Willkommen auf den Seiten des Auswärtigen Amts

„Sicherheit ist die Frage unserer Zeit“ - Außenministerin Annalena Baerbock im Interview mit der Süddeutschen Zeitung

16.06.2024 - Interview

Frage:

Frau Außenministerin, Präsident Selenskij hat in Berlin die Zerstörung der Stromversorgung durch Russland geschildert und flehentlich um mehr Flugabwehrsysteme gebeten. Kann die Ukraine diesen Krieg überhaupt noch gewinnen?
^^^^^^^^^^^^^^^^
> _Aufgaben_
1. Übertrage diesen Satz aus dem Interview mit Außenministerin Baerbock ins Englische: „Kann die Ukraine diesen Krieg überhaupt noch gewinnen?“
2. Greife das Interview mit Außenministerin Baerbock nach der zuletzt gestellten Frage auf und führe es weiter.

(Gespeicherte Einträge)
^^^^^^^^^^^^^^^^
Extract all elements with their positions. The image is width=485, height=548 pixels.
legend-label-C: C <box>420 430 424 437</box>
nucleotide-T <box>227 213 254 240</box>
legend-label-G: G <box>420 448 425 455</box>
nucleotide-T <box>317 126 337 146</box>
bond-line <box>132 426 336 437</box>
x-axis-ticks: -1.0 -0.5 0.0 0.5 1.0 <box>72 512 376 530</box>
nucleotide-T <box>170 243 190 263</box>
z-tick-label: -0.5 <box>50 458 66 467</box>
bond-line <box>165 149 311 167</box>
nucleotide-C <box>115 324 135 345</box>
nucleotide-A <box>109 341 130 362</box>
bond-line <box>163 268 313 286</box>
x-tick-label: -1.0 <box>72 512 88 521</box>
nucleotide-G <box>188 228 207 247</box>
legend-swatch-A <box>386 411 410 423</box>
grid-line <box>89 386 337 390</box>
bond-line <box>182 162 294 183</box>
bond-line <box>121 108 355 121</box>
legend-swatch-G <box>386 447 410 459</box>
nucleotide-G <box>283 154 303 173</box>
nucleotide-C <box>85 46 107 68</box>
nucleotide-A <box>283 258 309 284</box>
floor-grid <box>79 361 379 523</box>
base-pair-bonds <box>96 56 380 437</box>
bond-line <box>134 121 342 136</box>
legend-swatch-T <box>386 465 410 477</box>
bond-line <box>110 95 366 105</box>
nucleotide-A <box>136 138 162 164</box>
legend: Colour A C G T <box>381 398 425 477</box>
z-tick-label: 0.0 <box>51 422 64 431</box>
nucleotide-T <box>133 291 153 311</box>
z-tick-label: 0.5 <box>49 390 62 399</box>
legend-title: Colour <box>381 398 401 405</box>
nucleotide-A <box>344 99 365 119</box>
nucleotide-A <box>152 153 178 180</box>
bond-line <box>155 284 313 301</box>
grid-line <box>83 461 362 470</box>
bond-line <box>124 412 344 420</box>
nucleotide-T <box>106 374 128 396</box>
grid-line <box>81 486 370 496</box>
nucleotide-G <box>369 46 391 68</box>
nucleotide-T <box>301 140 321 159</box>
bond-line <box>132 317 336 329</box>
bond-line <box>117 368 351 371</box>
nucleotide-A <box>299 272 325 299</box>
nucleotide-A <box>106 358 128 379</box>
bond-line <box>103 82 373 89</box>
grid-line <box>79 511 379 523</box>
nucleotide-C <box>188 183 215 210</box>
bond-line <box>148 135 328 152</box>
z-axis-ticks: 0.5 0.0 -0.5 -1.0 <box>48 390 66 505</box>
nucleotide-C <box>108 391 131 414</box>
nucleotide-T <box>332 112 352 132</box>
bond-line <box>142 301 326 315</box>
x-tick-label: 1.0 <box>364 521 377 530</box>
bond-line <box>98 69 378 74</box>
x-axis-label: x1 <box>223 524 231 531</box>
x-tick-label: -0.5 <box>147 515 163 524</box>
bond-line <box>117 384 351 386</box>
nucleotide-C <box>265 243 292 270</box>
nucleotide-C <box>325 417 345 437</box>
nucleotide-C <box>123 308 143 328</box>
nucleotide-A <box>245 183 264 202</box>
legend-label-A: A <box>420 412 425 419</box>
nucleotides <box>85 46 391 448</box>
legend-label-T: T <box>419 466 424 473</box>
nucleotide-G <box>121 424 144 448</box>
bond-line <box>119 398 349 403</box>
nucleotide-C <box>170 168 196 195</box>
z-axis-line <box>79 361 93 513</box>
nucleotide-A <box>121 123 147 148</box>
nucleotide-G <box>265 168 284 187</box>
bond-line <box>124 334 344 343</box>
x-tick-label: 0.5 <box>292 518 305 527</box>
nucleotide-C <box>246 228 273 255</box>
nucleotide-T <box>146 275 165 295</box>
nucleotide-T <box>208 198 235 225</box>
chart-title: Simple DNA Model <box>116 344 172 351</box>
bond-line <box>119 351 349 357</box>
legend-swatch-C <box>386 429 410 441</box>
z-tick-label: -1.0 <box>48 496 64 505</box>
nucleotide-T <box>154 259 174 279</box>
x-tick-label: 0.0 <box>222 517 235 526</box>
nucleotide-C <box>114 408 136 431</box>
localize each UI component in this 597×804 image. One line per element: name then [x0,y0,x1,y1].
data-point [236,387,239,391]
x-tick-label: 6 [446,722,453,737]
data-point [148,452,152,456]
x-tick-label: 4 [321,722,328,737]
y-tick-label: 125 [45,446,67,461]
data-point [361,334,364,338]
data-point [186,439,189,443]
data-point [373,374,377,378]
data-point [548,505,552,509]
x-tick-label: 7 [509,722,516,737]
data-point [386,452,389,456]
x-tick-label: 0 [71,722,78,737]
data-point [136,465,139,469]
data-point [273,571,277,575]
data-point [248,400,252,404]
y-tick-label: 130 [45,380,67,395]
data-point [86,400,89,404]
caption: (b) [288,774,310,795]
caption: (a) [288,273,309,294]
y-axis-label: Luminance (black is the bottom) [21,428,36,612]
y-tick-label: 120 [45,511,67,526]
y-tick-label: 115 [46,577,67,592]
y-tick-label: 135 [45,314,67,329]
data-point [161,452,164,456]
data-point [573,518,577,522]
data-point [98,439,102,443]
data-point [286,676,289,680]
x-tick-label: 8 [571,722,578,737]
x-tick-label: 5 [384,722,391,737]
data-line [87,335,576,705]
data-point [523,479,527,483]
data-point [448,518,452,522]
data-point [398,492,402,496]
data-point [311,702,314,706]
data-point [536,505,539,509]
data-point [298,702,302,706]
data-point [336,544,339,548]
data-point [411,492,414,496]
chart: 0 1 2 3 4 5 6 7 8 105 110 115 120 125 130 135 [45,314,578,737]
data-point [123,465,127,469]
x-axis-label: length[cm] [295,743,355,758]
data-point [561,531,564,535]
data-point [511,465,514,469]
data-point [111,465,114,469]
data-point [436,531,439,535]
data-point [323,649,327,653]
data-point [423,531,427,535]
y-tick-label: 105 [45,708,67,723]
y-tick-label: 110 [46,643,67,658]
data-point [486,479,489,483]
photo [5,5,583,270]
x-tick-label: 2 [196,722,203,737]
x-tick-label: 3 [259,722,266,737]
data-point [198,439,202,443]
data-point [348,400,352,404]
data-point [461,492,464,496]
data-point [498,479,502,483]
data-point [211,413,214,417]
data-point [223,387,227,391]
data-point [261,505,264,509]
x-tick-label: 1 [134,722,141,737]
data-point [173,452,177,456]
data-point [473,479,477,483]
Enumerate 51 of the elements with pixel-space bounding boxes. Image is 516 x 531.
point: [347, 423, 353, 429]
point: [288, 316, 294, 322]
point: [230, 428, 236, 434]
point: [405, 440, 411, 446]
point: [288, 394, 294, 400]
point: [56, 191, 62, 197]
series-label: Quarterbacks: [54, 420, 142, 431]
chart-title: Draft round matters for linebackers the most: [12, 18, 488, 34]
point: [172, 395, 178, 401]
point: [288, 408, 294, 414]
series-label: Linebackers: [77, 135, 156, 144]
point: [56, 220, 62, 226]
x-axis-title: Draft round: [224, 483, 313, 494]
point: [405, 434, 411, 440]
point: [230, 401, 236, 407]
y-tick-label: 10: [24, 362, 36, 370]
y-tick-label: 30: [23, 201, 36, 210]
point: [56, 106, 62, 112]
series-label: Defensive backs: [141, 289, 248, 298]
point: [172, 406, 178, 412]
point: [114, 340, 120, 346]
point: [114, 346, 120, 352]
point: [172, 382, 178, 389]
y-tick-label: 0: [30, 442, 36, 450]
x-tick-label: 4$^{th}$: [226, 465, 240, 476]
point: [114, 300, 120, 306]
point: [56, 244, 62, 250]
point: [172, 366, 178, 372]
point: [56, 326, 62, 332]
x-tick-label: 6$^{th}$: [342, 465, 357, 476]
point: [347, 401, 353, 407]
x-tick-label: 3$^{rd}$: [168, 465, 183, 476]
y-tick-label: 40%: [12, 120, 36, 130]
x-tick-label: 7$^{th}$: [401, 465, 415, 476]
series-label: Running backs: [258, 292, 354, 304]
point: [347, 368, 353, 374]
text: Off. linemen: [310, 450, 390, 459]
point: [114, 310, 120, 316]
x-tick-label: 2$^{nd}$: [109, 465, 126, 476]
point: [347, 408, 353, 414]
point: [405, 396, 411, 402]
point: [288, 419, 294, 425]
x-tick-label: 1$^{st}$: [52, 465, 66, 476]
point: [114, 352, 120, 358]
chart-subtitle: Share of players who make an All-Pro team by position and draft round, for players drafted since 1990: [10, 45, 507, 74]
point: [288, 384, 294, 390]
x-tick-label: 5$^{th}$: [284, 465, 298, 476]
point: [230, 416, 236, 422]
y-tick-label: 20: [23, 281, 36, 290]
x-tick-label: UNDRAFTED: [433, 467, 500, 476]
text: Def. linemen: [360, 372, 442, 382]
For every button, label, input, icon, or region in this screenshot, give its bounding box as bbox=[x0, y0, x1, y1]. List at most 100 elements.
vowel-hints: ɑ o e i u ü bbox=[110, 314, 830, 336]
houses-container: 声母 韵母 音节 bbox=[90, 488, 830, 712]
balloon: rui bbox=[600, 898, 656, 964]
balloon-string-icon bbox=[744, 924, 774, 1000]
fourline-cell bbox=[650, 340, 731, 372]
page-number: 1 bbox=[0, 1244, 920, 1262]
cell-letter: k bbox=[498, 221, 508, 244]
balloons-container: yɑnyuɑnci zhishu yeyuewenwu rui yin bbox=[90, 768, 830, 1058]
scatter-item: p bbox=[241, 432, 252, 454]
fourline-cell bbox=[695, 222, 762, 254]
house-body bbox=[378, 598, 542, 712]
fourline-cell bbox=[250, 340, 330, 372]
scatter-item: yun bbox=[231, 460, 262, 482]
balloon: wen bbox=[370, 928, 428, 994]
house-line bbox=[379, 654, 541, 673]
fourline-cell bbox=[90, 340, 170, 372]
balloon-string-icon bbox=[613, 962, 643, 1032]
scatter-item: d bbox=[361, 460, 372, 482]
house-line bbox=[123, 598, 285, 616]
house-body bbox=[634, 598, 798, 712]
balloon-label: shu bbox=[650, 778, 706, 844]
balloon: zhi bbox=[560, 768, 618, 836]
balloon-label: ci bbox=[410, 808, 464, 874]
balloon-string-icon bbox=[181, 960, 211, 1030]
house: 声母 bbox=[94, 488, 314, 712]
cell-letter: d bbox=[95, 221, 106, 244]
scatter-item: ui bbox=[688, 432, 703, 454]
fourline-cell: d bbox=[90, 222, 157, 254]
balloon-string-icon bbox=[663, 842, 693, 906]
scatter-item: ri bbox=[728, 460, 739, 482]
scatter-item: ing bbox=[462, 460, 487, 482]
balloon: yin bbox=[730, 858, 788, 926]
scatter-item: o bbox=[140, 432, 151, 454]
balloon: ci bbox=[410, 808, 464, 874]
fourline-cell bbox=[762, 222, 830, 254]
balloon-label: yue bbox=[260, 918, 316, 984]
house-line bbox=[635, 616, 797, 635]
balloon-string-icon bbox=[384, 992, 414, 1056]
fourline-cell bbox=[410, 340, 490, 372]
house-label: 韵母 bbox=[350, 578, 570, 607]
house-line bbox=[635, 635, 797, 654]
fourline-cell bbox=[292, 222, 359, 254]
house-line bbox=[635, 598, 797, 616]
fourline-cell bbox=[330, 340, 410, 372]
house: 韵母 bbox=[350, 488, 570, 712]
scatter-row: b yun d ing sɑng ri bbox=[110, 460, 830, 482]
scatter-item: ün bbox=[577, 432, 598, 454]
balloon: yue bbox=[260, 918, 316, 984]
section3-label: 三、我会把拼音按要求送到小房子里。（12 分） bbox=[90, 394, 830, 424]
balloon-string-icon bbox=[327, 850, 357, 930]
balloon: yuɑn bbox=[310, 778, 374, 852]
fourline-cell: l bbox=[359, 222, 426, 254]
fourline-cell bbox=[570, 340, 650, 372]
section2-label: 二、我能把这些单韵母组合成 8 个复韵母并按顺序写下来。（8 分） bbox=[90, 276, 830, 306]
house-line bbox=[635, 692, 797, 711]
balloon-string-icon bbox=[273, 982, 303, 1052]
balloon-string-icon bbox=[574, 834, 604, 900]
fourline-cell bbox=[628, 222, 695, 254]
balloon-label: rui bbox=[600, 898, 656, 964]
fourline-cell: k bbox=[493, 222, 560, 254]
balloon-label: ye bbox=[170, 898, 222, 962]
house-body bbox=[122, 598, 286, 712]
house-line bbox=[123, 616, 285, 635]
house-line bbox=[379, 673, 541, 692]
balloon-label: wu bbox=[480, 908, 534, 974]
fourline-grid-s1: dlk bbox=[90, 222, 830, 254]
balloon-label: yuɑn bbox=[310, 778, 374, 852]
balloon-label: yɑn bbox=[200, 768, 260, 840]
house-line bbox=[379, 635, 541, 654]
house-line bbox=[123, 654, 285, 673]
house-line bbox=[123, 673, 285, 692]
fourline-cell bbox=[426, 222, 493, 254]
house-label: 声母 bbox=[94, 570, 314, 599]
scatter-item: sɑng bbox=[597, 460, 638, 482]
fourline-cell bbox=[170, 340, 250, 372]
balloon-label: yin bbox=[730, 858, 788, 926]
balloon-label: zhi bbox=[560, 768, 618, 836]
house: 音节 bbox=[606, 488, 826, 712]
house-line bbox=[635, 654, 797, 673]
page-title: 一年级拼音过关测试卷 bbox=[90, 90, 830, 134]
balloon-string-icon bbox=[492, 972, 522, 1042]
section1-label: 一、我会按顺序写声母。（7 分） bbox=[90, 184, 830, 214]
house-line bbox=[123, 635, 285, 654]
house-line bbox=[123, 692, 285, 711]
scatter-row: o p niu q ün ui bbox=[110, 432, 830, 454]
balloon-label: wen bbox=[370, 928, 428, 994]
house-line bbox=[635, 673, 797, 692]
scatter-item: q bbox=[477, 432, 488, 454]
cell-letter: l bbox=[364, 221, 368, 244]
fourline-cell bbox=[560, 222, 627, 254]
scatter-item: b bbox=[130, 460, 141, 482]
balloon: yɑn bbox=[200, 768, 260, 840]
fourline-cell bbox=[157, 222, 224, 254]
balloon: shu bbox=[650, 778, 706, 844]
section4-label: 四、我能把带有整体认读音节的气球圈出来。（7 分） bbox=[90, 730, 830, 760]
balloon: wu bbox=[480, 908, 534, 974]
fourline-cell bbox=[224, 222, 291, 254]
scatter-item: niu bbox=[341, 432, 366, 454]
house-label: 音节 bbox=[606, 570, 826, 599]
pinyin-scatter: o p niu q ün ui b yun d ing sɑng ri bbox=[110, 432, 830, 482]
^^^^^^^^^^^^^^^^
> _Antworten_
1. Can Ukraine still win this war at all?

2.
Annalena Baerbock:

Ja. Und verlieren wäre fatal – für eine freie Ukraine und für ein freies Europa. Die Menschen erleben jeden Tag, wie brutal Putin zuschlägt und zerstört. Man muss sich selber nur vorstellen, man liegt im Krankenhaus, und plötzlich fällt der Strom aus, weil ein Kraftwerk getroffen wurde. Oder man ist bei minus 15 Grad komplett von Wasser und Wärme abgeschnitten. Deswegen braucht es gerade jetzt dringend mehr Unterstützung. Denn derzeit kann die Ukraine nicht gleichzeitig ihre Städte und ihre kritische Infrastruktur schützen. Daher mein eindringlicher Appell an alle Partner weltweit, weitere Flugabwehrsysteme abzugeben. Italien hat in Berlin dankenswerterweise angekündigt, ein weiteres zu liefern.

Frage:

Deutschland könnte auch mehr tun, etwa den Marschflugkörper „Taurus“ liefern.

Annalena Baerbock:

Mit den Nachschublinien steht und fällt der russische Vormarsch. Wir haben gesehen, wie wichtig weitreichende Systeme oder Marschflugkörper aus den USA, Frankreich oder Großbritannien sind. Damit konnten etwa die russischen Kriegsschiffe im Schwarzen Meer zurückgedrängt und der für die Versorgung der Welt so wichtige Getreidekorridor geöffnet werden.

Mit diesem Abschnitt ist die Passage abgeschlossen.